• _Excerpted records_

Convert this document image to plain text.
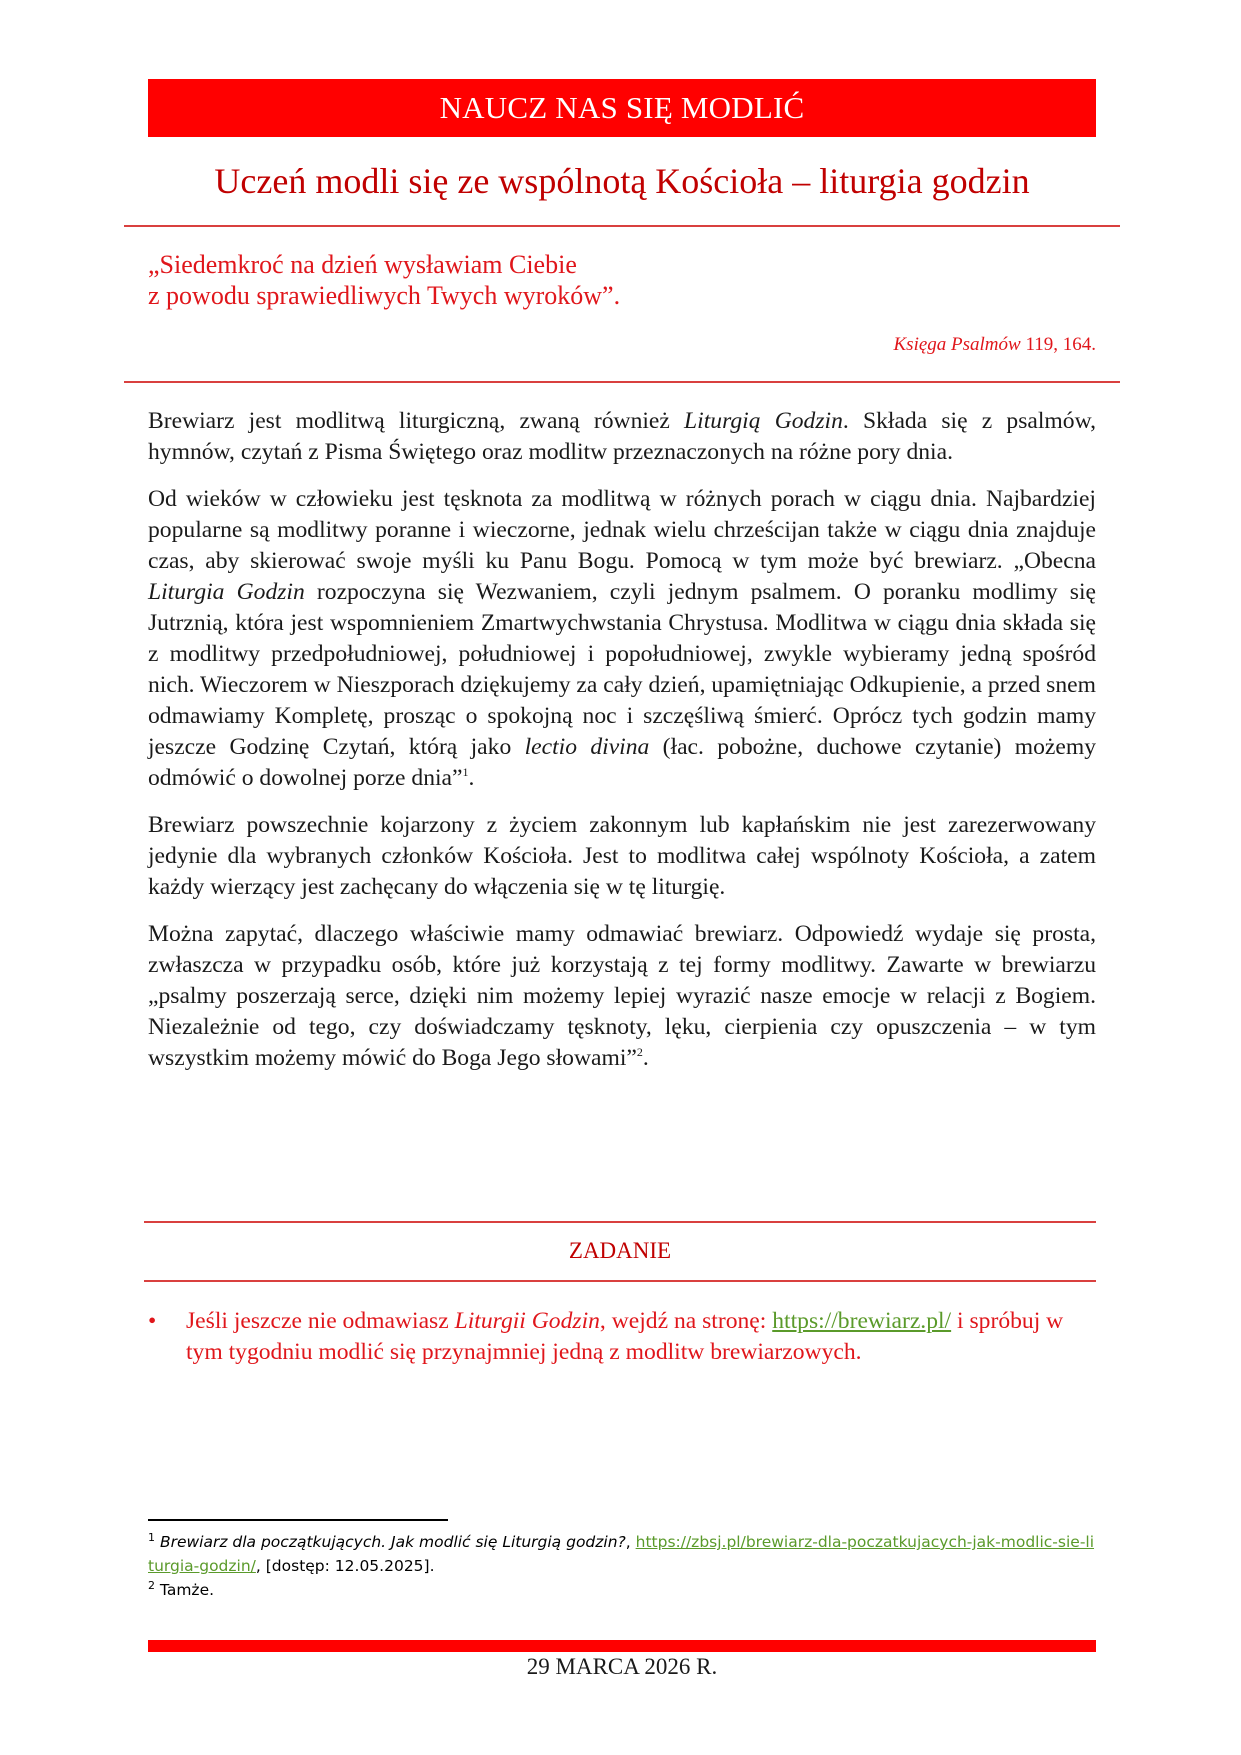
NAUCZ NAS SIĘ MODLIĆ
Uczeń modli się ze wspólnotą Kościoła – liturgia godzin
„Siedemkroć na dzień wysławiam Ciebie
z powodu sprawiedliwych Twych wyroków”.
Księga Psalmów 119, 164.

Brewiarz jest modlitwą liturgiczną, zwaną również Liturgią Godzin. Składa się z psalmów, hymnów, czytań z Pisma Świętego oraz modlitw przeznaczonych na różne pory dnia.

Od wieków w człowieku jest tęsknota za modlitwą w różnych porach w ciągu dnia. Najbardziej popularne są modlitwy poranne i wieczorne, jednak wielu chrześcijan także w ciągu dnia znajduje czas, aby skierować swoje myśli ku Panu Bogu. Pomocą w tym może być brewiarz. „Obecna Liturgia Godzin rozpoczyna się Wezwaniem, czyli jednym psalmem. O poranku modlimy się Jutrznią, która jest wspomnieniem Zmartwychwstania Chrystusa. Modlitwa w ciągu dnia składa się z modlitwy przedpołudniowej, południowej i popołudniowej, zwykle wybieramy jedną spośród nich. Wieczorem w Nieszporach dziękujemy za cały dzień, upamiętniając Odkupienie, a przed snem odmawiamy Kompletę, prosząc o spokojną noc i szczęśliwą śmierć. Oprócz tych godzin mamy jeszcze Godzinę Czytań, którą jako lectio divina (łac. pobożne, duchowe czytanie) możemy odmówić o dowolnej porze dnia”$^1$.

Brewiarz powszechnie kojarzony z życiem zakonnym lub kapłańskim nie jest zarezerwowany jedynie dla wybranych członków Kościoła. Jest to modlitwa całej wspólnoty Kościoła, a zatem każdy wierzący jest zachęcany do włączenia się w tę liturgię.

Można zapytać, dlaczego właściwie mamy odmawiać brewiarz. Odpowiedź wydaje się prosta, zwłaszcza w przypadku osób, które już korzystają z tej formy modlitwy. Zawarte w brewiarzu „psalmy poszerzają serce, dzięki nim możemy lepiej wyrazić nasze emocje w relacji z Bogiem. Niezależnie od tego, czy doświadczamy tęsknoty, lęku, cierpienia czy opuszczenia – w tym wszystkim możemy mówić do Boga Jego słowami”$^2$.

ZADANIE
• Jeśli jeszcze nie odmawiasz Liturgii Godzin, wejdź na stronę: https://brewiarz.pl/ i spróbuj w tym tygodniu modlić się przynajmniej jedną z modlitw brewiarzowych.
$^1$ Brewiarz dla początkujących. Jak modlić się Liturgią godzin?, https://zbsj.pl/brewiarz-dla-poczatkujacych-jak-modlic-sie-liturgia-godzin/, [dostęp: 12.05.2025].
$^2$ Tamże.
29 MARCA 2026 R.
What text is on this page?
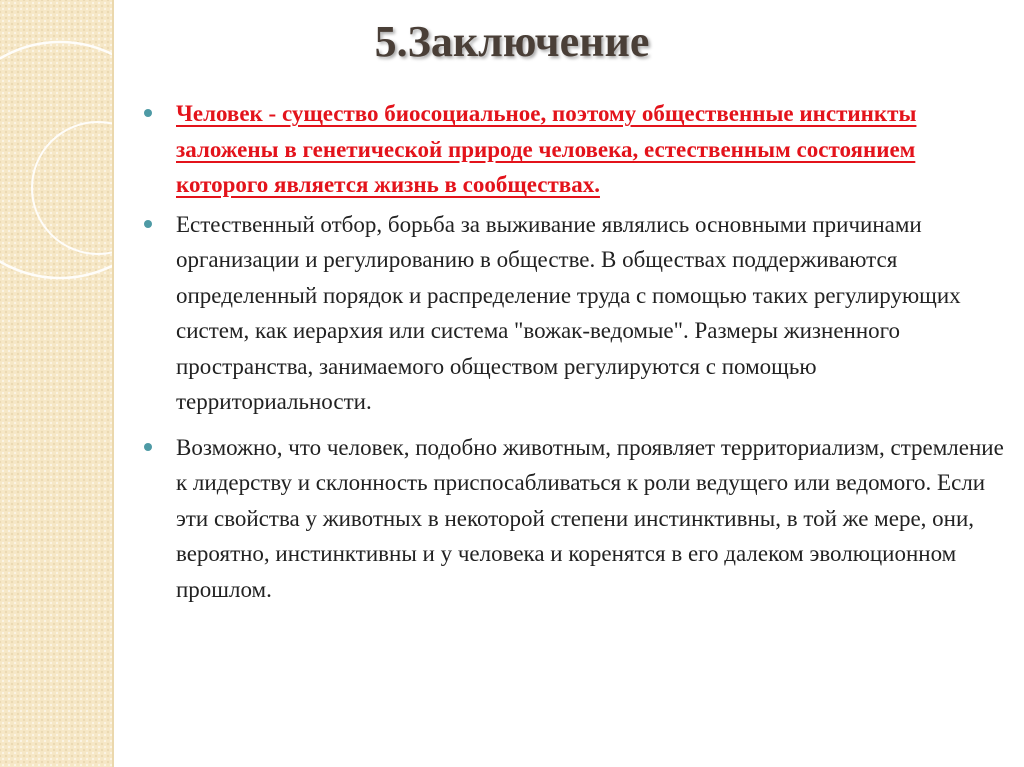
5.Заключение
Человек - существо биосоциальное, поэтому общественные инстинкты заложены в генетической природе человека, естественным состоянием которого является жизнь в сообществах.
Естественный отбор, борьба за выживание являлись основными причинами организации и регулированию в обществе. В обществах поддерживаются определенный порядок и распределение труда с помощью таких регулирующих систем, как иерархия или система "вожак-ведомые". Размеры жизненного пространства, занимаемого обществом регулируются с помощью территориальности.
Возможно, что человек, подобно животным, проявляет территориализм, стремление к лидерству и склонность приспосабливаться к роли ведущего или ведомого. Если эти свойства у животных в некоторой степени инстинктивны, в той же мере, они, вероятно, инстинктивны и у человека и коренятся в его далеком эволюционном прошлом.
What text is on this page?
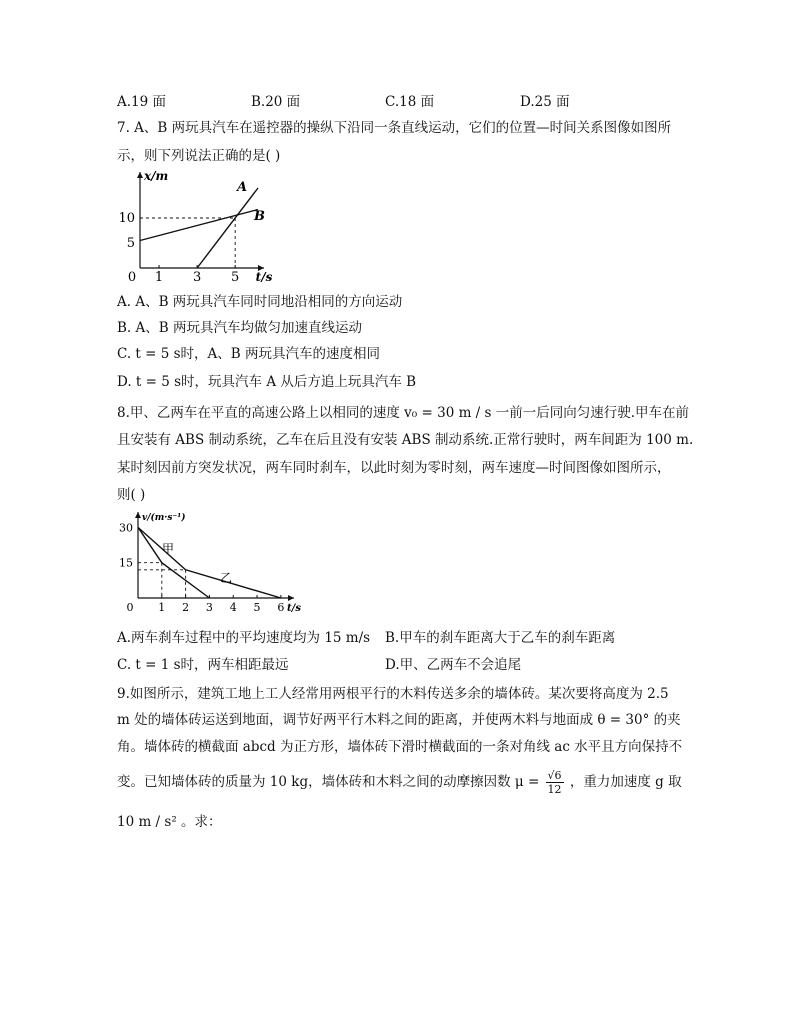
A.19 面	B.20 面	C.18 面	D.25 面
7. A、B 两玩具汽车在遥控器的操纵下沿同一条直线运动，它们的位置—时间关系图像如图所
示，则下列说法正确的是( )
t/s
x/m
0 1 3 5
5
10
A
B
A. A、B 两玩具汽车同时同地沿相同的方向运动
B. A、B 两玩具汽车均做匀加速直线运动
C. t = 5 s时，A、B 两玩具汽车的速度相同
D. t = 5 s时，玩具汽车 A 从后方追上玩具汽车 B
8.甲、乙两车在平直的高速公路上以相同的速度 v₀ = 30 m / s 一前一后同向匀速行驶.甲车在前
且安装有 ABS 制动系统，乙车在后且没有安装 ABS 制动系统.正常行驶时，两车间距为 100 m.
某时刻因前方突发状况，两车同时刹车，以此时刻为零时刻，两车速度—时间图像如图所示，
则( )
t/s
v/(m·s⁻¹)
0 1 2 3 4 5 6
15
30
甲
乙
A.两车刹车过程中的平均速度均为 15 m/s B.甲车的刹车距离大于乙车的刹车距离
C. t = 1 s时，两车相距最远	D.甲、乙两车不会追尾
9.如图所示，建筑工地上工人经常用两根平行的木料传送多余的墙体砖。某次要将高度为 2.5
m 处的墙体砖运送到地面，调节好两平行木料之间的距离，并使两木料与地面成 θ = 30° 的夹
角。墙体砖的横截面 abcd 为正方形，墙体砖下滑时横截面的一条对角线 ac 水平且方向保持不
变。已知墙体砖的质量为 10 kg，墙体砖和木料之间的动摩擦因数 $\mu = \frac{√6}{12}$ ，重力加速度 g 取
10 m / s² 。求：
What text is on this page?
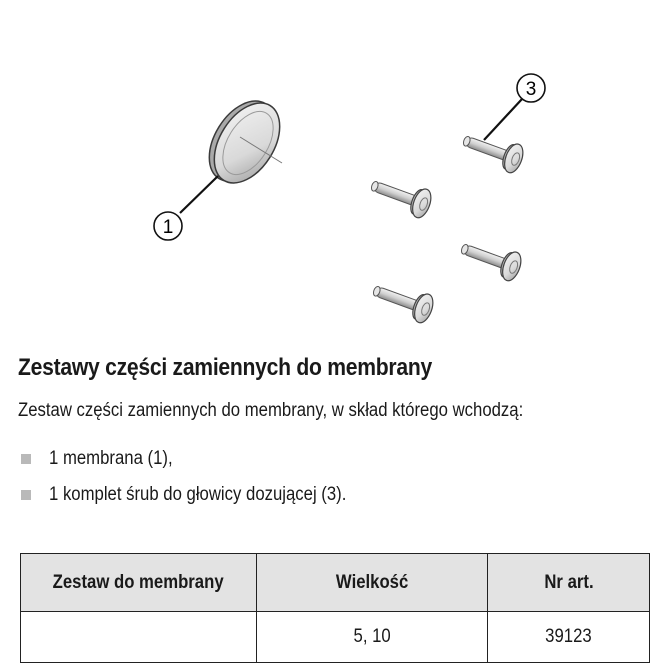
1
3
Zestawy części zamiennych do membrany

Zestaw części zamiennych do membrany, w skład którego wchodzą:

1 membrana (1),
1 komplet śrub do głowicy dozującej (3).
Zestaw do membrany	Wielkość	Nr art.
	5, 10	39123
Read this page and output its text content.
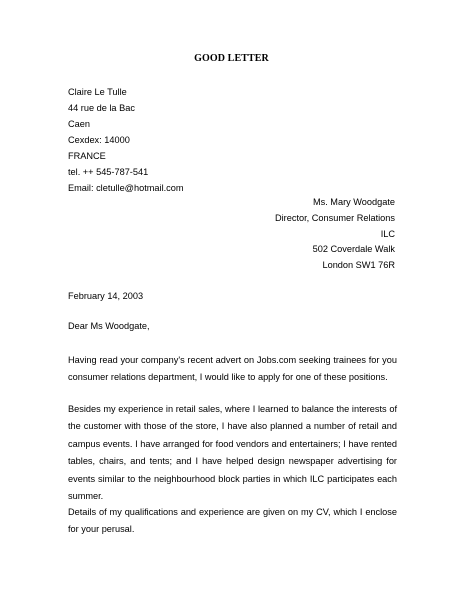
GOOD LETTER
Claire Le Tulle
44 rue de la Bac
Caen
Cexdex: 14000
FRANCE
tel. ++ 545-787-541
Email: cletulle@hotmail.com
Ms. Mary Woodgate
Director, Consumer Relations
ILC
502 Coverdale Walk
London SW1 76R
February 14, 2003
Dear Ms Woodgate,
Having read your company's recent advert on Jobs.com seeking trainees for you
consumer relations department, I would like to apply for one of these positions.
Besides my experience in retail sales, where I learned to balance the interests of
the customer with those of the store, I have also planned a number of retail and
campus events. I have arranged for food vendors and entertainers; I have rented
tables, chairs, and tents; and I have helped design newspaper advertising for
events similar to the neighbourhood block parties in which ILC participates each
summer.
Details of my qualifications and experience are given on my CV, which I enclose
for your perusal.
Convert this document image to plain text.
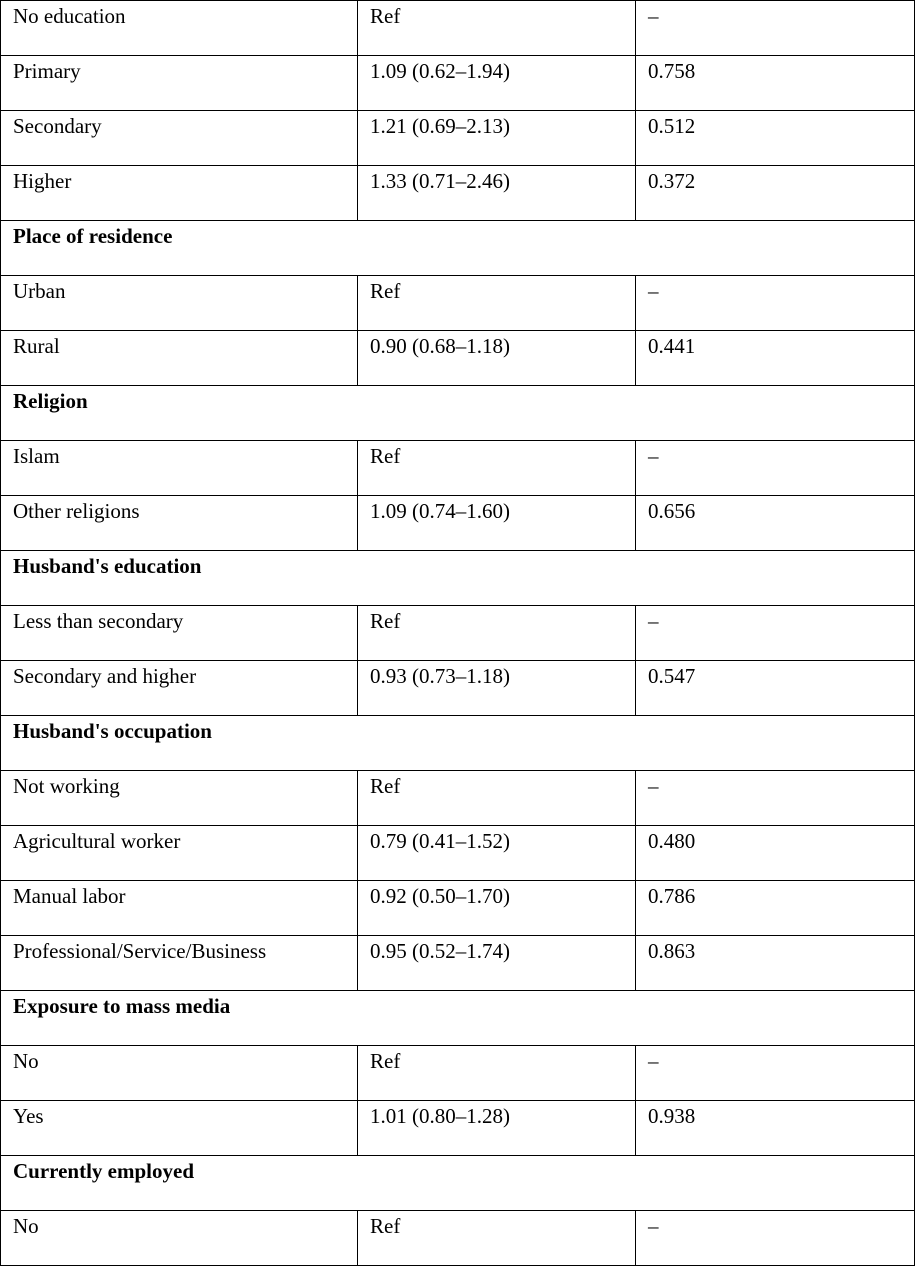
No education	Ref	–
Primary	1.09 (0.62–1.94)	0.758
Secondary	1.21 (0.69–2.13)	0.512
Higher	1.33 (0.71–2.46)	0.372
Place of residence		
Urban	Ref	–
Rural	0.90 (0.68–1.18)	0.441
Religion		
Islam	Ref	–
Other religions	1.09 (0.74–1.60)	0.656
Husband's education		
Less than secondary	Ref	–
Secondary and higher	0.93 (0.73–1.18)	0.547
Husband's occupation		
Not working	Ref	–
Agricultural worker	0.79 (0.41–1.52)	0.480
Manual labor	0.92 (0.50–1.70)	0.786
Professional/Service/Business	0.95 (0.52–1.74)	0.863
Exposure to mass media		
No	Ref	–
Yes	1.01 (0.80–1.28)	0.938
Currently employed		
No	Ref	–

• _Problem to work on_
Return each line of the data that contains the string "Husband".

• _Task output_
Husband's education		
Husband's occupation		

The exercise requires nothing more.